AIM —
Locate each line in the records containing "this". Copy it.

········

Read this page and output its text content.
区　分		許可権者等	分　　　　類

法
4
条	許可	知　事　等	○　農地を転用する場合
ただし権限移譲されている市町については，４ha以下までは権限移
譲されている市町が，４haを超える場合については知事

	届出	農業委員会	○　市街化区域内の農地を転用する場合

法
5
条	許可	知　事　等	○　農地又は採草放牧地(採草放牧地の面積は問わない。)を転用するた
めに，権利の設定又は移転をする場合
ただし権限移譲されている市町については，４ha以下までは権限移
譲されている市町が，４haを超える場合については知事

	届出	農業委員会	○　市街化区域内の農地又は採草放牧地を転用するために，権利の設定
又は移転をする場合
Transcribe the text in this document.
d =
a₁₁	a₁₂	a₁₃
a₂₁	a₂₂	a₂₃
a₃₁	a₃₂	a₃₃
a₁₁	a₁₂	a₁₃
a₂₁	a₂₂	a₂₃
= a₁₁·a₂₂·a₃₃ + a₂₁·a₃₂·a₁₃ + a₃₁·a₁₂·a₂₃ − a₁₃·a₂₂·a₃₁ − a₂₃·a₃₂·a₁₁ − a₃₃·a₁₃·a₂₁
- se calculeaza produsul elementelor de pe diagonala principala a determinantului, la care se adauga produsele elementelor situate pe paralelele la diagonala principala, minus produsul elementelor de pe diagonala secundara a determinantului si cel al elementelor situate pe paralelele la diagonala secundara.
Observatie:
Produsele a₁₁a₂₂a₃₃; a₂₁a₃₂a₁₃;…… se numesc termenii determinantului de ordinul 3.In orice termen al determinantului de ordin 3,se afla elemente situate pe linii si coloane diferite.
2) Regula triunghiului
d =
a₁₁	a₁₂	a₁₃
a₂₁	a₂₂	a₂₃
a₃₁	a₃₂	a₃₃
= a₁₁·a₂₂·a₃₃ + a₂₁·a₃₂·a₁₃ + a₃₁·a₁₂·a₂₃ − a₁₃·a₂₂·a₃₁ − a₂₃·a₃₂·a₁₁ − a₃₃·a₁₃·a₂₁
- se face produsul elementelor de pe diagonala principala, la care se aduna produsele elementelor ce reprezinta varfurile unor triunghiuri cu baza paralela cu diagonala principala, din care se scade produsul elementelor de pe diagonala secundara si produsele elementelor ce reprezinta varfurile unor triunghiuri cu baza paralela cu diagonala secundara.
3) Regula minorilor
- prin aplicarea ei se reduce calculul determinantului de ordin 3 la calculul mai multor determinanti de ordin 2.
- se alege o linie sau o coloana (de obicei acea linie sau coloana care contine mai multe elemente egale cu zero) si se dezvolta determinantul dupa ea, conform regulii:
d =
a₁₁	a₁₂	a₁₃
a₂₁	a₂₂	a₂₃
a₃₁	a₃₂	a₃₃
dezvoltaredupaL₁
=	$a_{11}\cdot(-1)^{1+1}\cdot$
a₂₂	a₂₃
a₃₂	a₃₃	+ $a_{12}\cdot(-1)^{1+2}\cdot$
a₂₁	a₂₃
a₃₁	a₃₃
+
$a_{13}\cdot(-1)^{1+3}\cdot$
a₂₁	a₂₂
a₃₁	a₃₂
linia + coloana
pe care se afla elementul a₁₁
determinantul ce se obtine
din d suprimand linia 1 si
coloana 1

········

ANSWER —
Read this page and output its text content.
Transcribe the text in this document.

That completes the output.